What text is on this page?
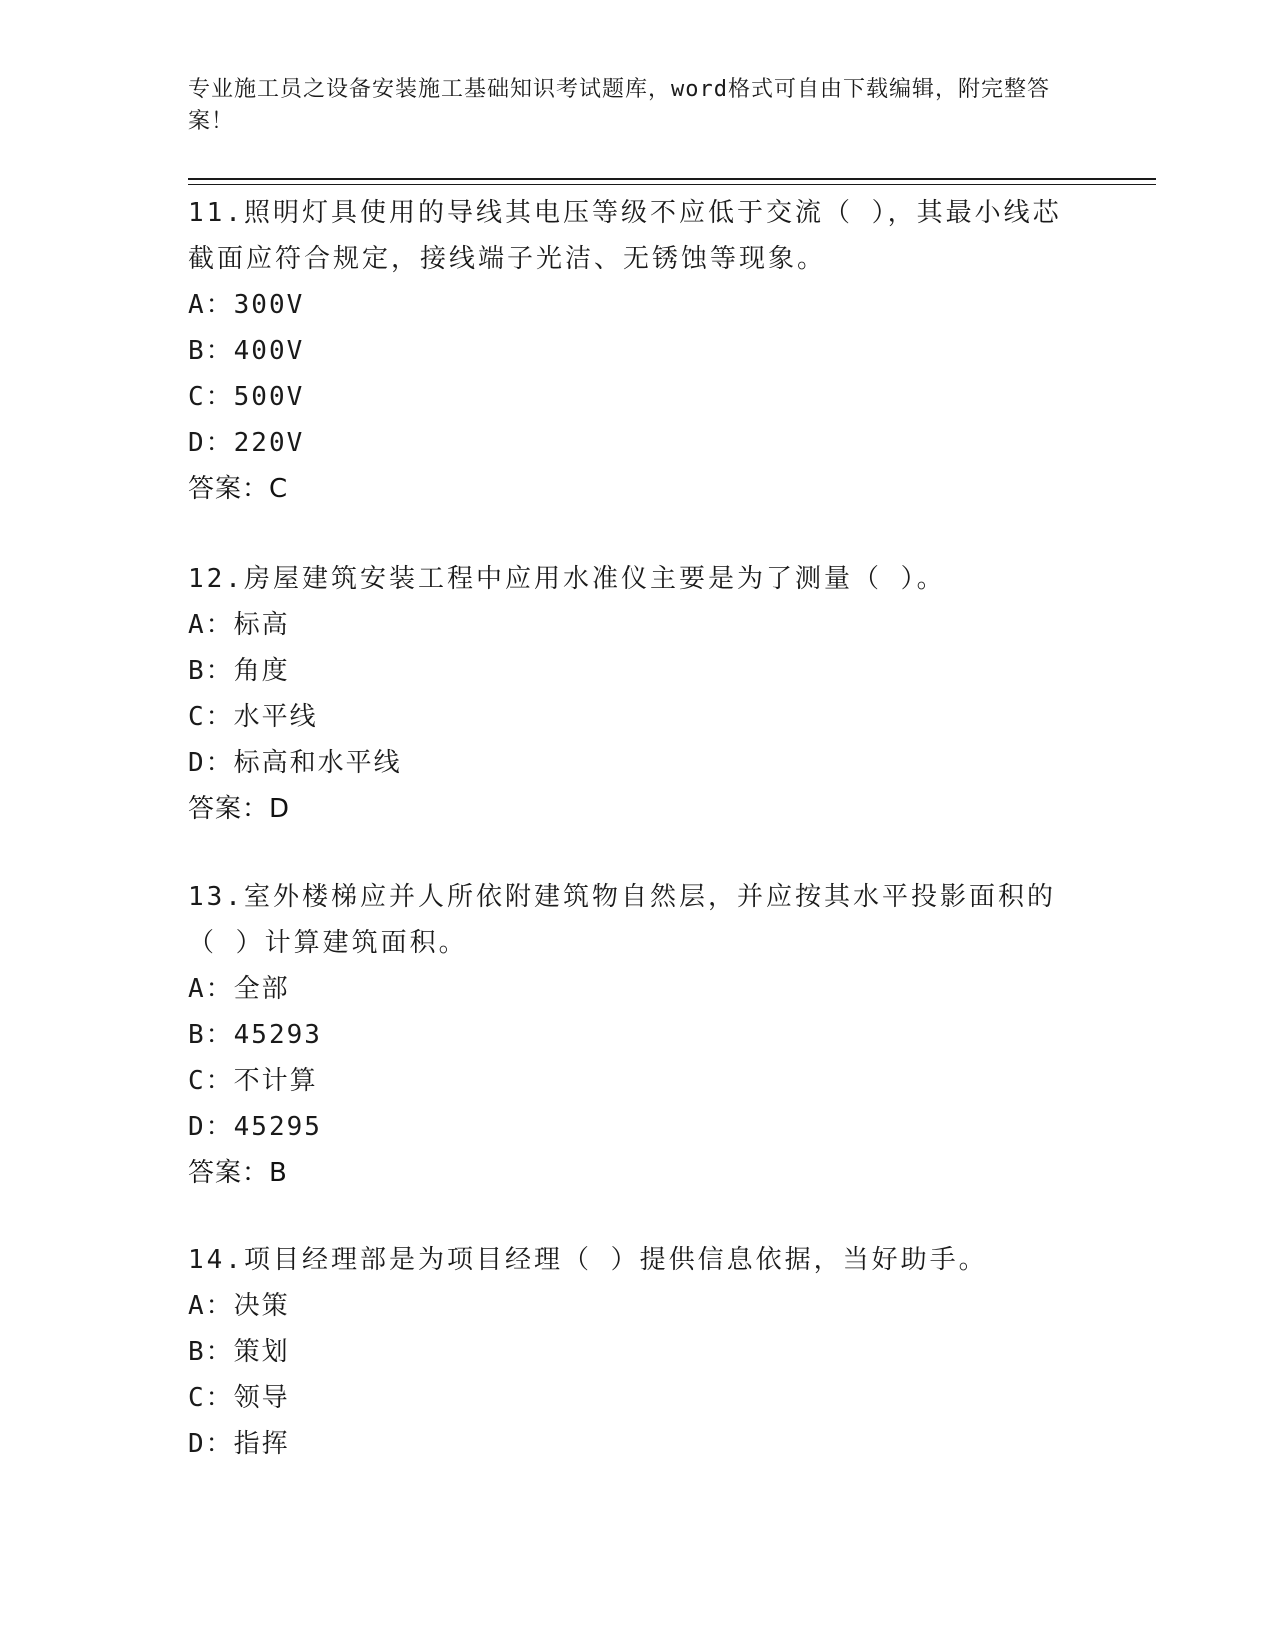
专业施工员之设备安装施工基础知识考试题库，word格式可自由下载编辑，附完整答案！

11.照明灯具使用的导线其电压等级不应低于交流（ ），其最小线芯截面应符合规定，接线端子光洁、无锈蚀等现象。

A：300V

B：400V

C：500V

D：220V

答案：C

12.房屋建筑安装工程中应用水准仪主要是为了测量（ ）。

A：标高

B：角度

C：水平线

D：标高和水平线

答案：D

13.室外楼梯应并人所依附建筑物自然层，并应按其水平投影面积的（ ）计算建筑面积。

A：全部

B：45293

C：不计算

D：45295

答案：B

14.项目经理部是为项目经理（ ）提供信息依据，当好助手。

A：决策

B：策划

C：领导

D：指挥
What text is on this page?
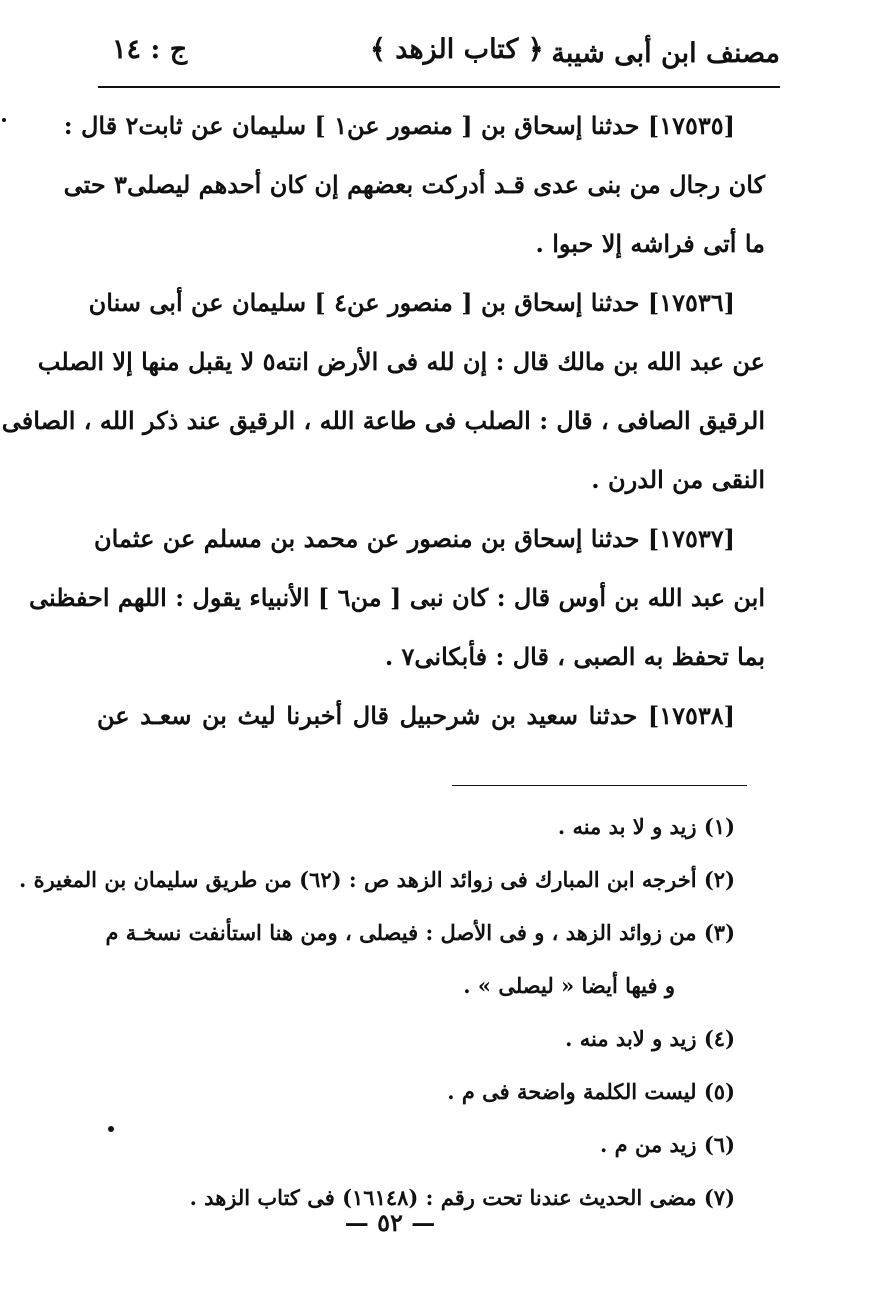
مصنف ابن أبى شيبة
﴿ كتاب الزهد ﴾
ج : ١٤
[١٧٥٣٥] حدثنا إسحاق بن [ منصور عن١ ] سليمان عن ثابت٢ قال :
كان رجال من بنى عدى قـد أدركت بعضهم إن كان أحدهم ليصلى٣ حتى
ما أتى فراشه إلا حبوا .
[١٧٥٣٦] حدثنا إسحاق بن [ منصور عن٤ ] سليمان عن أبى سنان
عن عبد الله بن مالك قال : إن لله فى الأرض انته٥ لا يقبل منها إلا الصلب
الرقيق الصافى ، قال : الصلب فى طاعة الله ، الرقيق عند ذكر الله ، الصافى
النقى من الدرن .
[١٧٥٣٧] حدثنا إسحاق بن منصور عن محمد بن مسلم عن عثمان
ابن عبد الله بن أوس قال : كان نبى [ من٦ ] الأنبياء يقول : اللهم احفظنى
بما تحفظ به الصبى ، قال : فأبكانى٧ .
[١٧٥٣٨] حدثنا سعيد بن شرحبيل قال أخبرنا ليث بن سعـد عن
(١) زيد و لا بد منه .
(٢) أخرجه ابن المبارك فى زوائد الزهد ص : (٦٢) من طريق سليمان بن المغيرة .
(٣) من زوائد الزهد ، و فى الأصل : فيصلى ، ومن هنا استأنفت نسخـة م
و فيها أيضا « ليصلى » .
(٤) زيد و لابد منه .
(٥) ليست الكلمة واضحة فى م .
(٦) زيد من م .
(٧) مضى الحديث عندنا تحت رقم : (١٦١٤٨) فى كتاب الزهد .
— ٥٢ —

____________________

What you are asked to do
Copy every line of the records above that contains "الصلب".

Worked answer
عن عبد الله بن مالك قال : إن لله فى الأرض انته٥ لا يقبل منها إلا الصلب
الرقيق الصافى ، قال : الصلب فى طاعة الله ، الرقيق عند ذكر الله ، الصافى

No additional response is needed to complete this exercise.